Layout element entries
◇ ◇ ◇
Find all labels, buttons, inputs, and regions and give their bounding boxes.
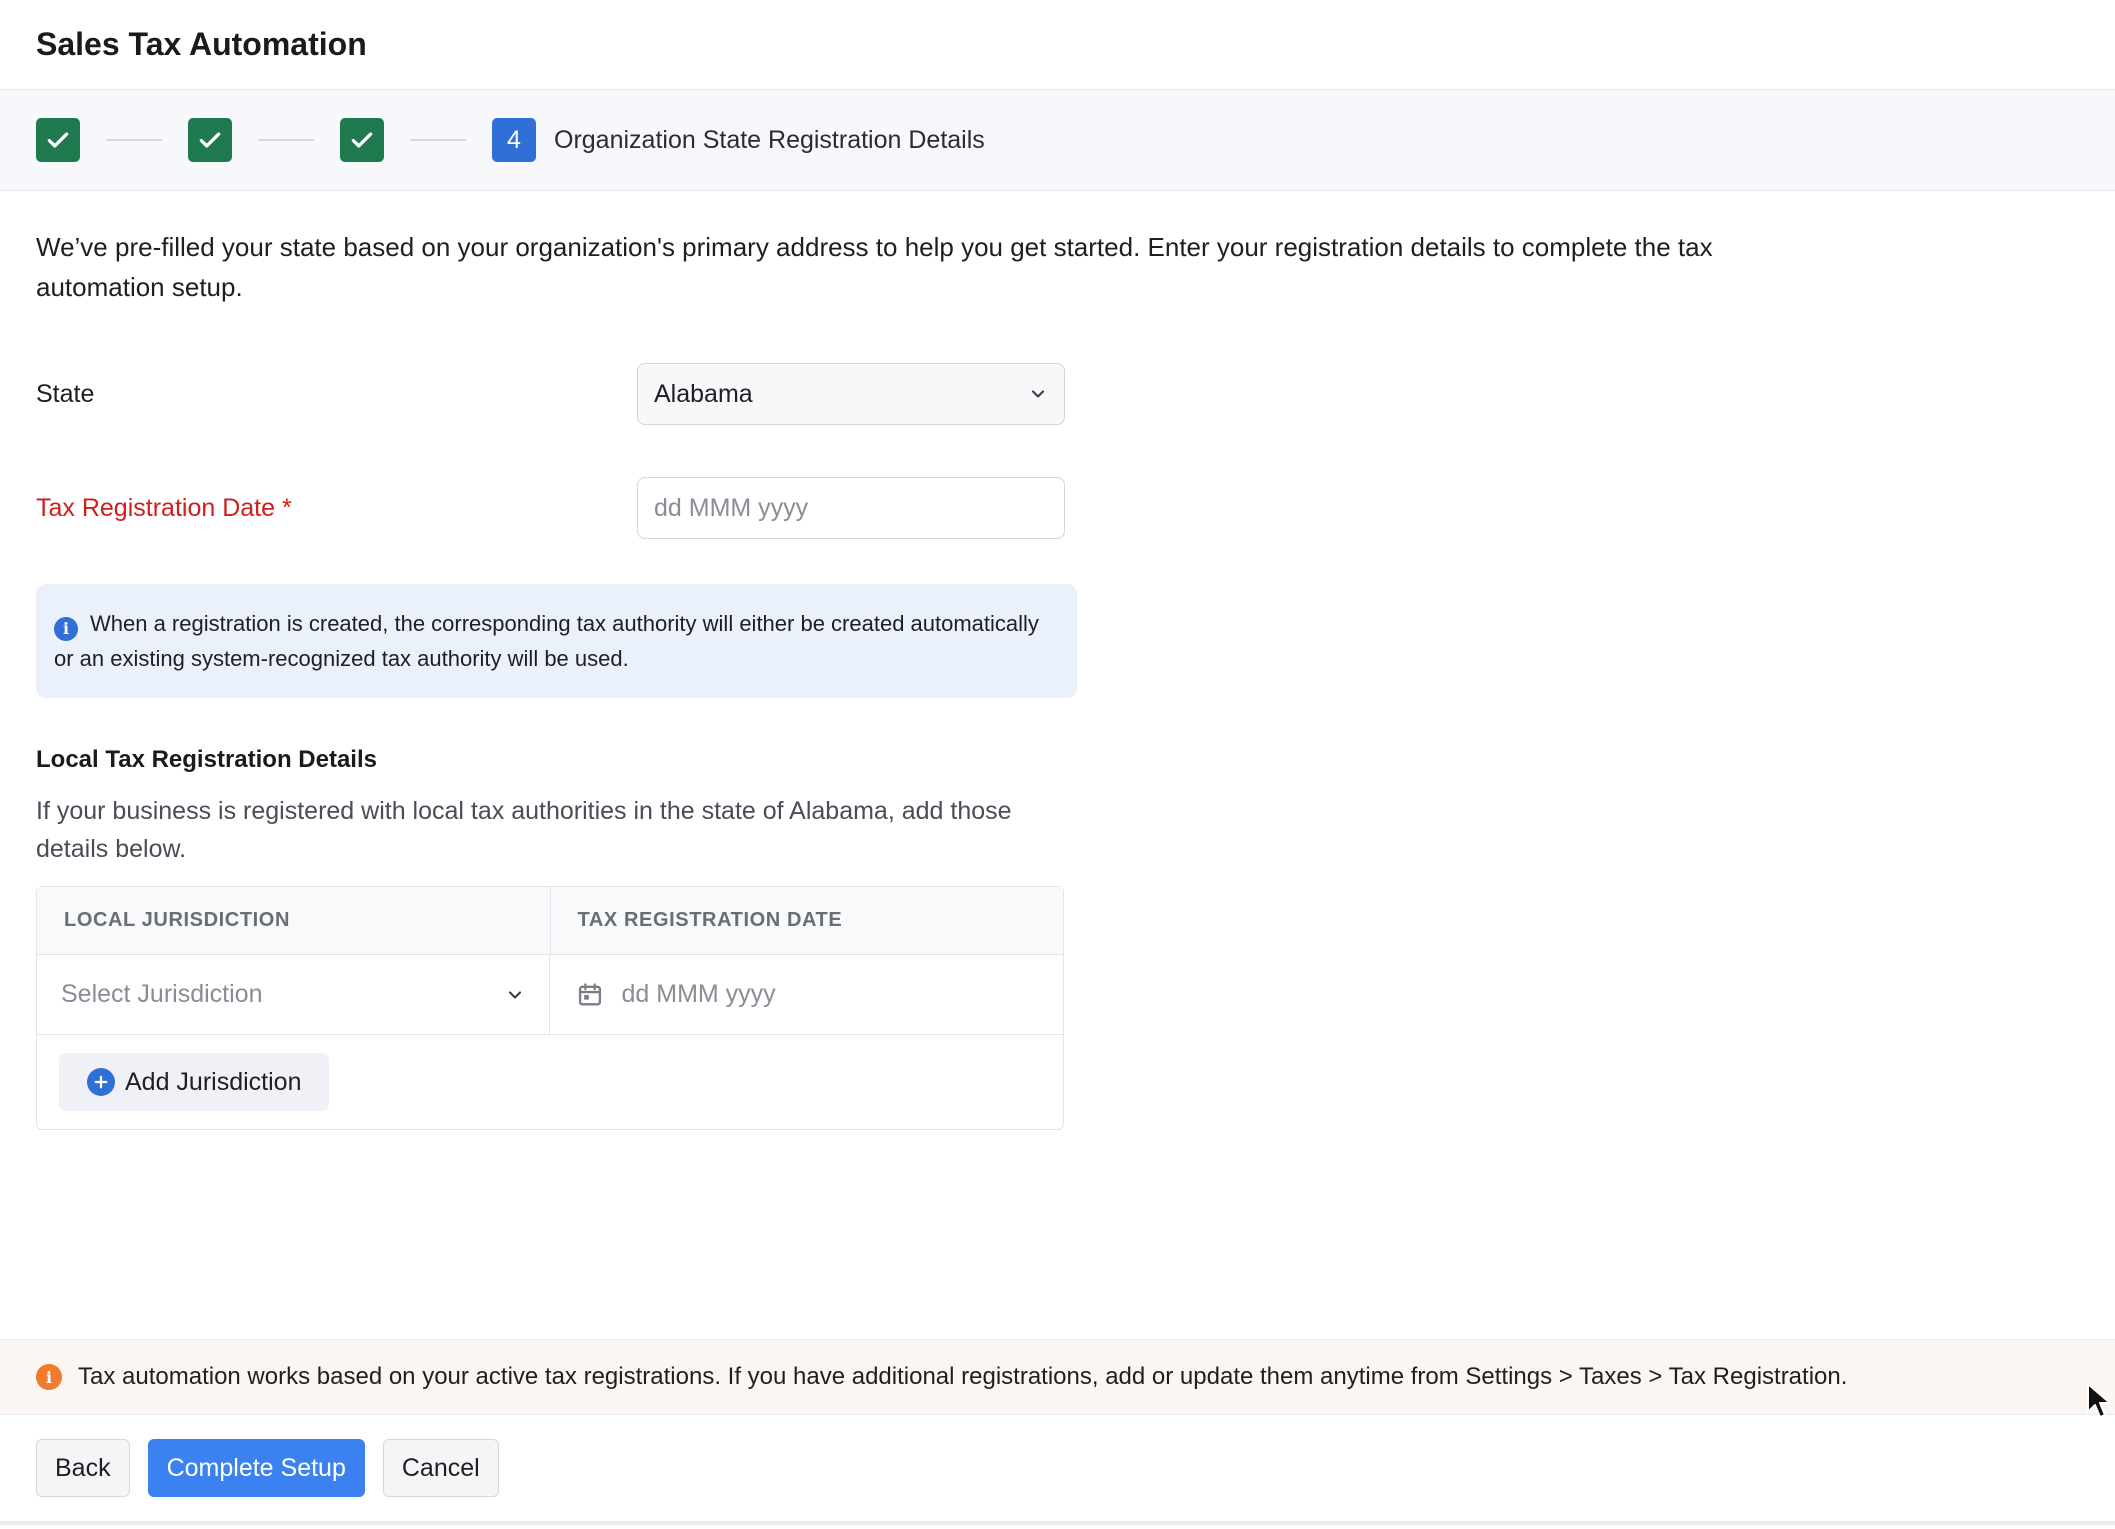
jurisdiction-placeholder: Select Jurisdiction xyxy=(61,980,263,1008)
state-label: State xyxy=(36,379,95,408)
step-2-completed[interactable] xyxy=(188,118,232,162)
notice-text: Tax automation works based on your activ… xyxy=(78,1363,1848,1390)
intro-text: We’ve pre-filled your state based on you… xyxy=(36,232,1713,302)
plus-circle-icon xyxy=(87,1068,115,1096)
page-header: Sales Tax Automation xyxy=(0,0,2115,90)
warning-icon: i xyxy=(36,1364,62,1390)
setup-stepper: 4 Organization State Registration Detail… xyxy=(0,90,2115,191)
calendar-icon[interactable] xyxy=(576,981,604,1009)
step-4-current: 4 xyxy=(492,118,536,162)
checkmark-icon xyxy=(47,132,69,148)
local-registration-date-input[interactable]: dd MMM yyyy xyxy=(548,955,1064,1034)
table-row: Select Jurisdiction dd MMM yyyy xyxy=(37,955,1063,1035)
step-1-completed[interactable] xyxy=(36,118,80,162)
checkmark-icon xyxy=(351,132,373,148)
tax-notice-banner: i Tax automation works based on your act… xyxy=(0,1339,2115,1415)
local-section-description: If your business is registered with loca… xyxy=(36,797,1012,863)
step-3-completed[interactable] xyxy=(340,118,384,162)
action-footer: Back Complete Setup Cancel xyxy=(0,1415,2115,1525)
table-footer: Add Jurisdiction xyxy=(37,1035,1063,1129)
local-jurisdiction-table: LOCAL JURISDICTION TAX REGISTRATION DATE… xyxy=(36,886,1064,1130)
complete-setup-button[interactable]: Complete Setup xyxy=(147,1439,365,1497)
info-message: i When a registration is created, the cor… xyxy=(36,584,1077,698)
back-button[interactable]: Back xyxy=(36,1439,130,1497)
local-section-title: Local Tax Registration Details xyxy=(36,746,377,773)
state-select[interactable]: Alabama xyxy=(637,363,1065,425)
registration-date-label: Tax Registration Date * xyxy=(36,493,292,522)
add-jurisdiction-button[interactable]: Add Jurisdiction xyxy=(59,1053,330,1111)
main-content: We’ve pre-filled your state based on you… xyxy=(0,191,2115,1130)
registration-date-placeholder: dd MMM yyyy xyxy=(654,493,809,522)
info-icon: i xyxy=(54,616,78,641)
step-connector xyxy=(106,139,162,141)
table-header: LOCAL JURISDICTION TAX REGISTRATION DATE xyxy=(37,887,1063,955)
chevron-down-icon xyxy=(1031,390,1045,398)
info-message-text: When a registration is created, the corr… xyxy=(54,611,1039,671)
step-connector xyxy=(258,139,314,141)
state-row: State Alabama xyxy=(36,363,2079,425)
current-step-title: Organization State Registration Details xyxy=(554,125,985,154)
column-header-jurisdiction: LOCAL JURISDICTION xyxy=(64,909,290,931)
jurisdiction-select[interactable]: Select Jurisdiction xyxy=(37,955,549,1034)
state-value: Alabama xyxy=(654,379,753,408)
column-header-registration-date: TAX REGISTRATION DATE xyxy=(549,887,1064,954)
checkmark-icon xyxy=(199,132,221,148)
chevron-down-icon xyxy=(508,990,521,999)
registration-date-row: Tax Registration Date * dd MMM yyyy xyxy=(36,477,2079,539)
step-connector xyxy=(410,139,466,141)
local-registration-date-placeholder: dd MMM yyyy xyxy=(621,980,776,1008)
page-title: Sales Tax Automation xyxy=(36,26,367,62)
registration-date-input[interactable]: dd MMM yyyy xyxy=(637,477,1065,539)
add-jurisdiction-label: Add Jurisdiction xyxy=(125,1067,302,1096)
cancel-button[interactable]: Cancel xyxy=(382,1439,499,1497)
mouse-cursor-icon xyxy=(2087,1383,2111,1418)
◇ ◇ ◇
Your task |
Please copy out the lines of the material word for word, starting with the line that contains "jurisdiction-placeholder: Select Jurisdiction" and going on through the line that contains "warning-icon: i xyxy=(36,1364,62,1390)".

Output of the exercise |
jurisdiction-placeholder: Select Jurisdiction xyxy=(61,980,263,1008)
state-label: State xyxy=(36,379,95,408)
step-2-completed[interactable] xyxy=(188,118,232,162)
notice-text: Tax automation works based on your activ… xyxy=(78,1363,1848,1390)
intro-text: We’ve pre-filled your state based on you… xyxy=(36,232,1713,302)
plus-circle-icon xyxy=(87,1068,115,1096)
page-header: Sales Tax Automation xyxy=(0,0,2115,90)
warning-icon: i xyxy=(36,1364,62,1390)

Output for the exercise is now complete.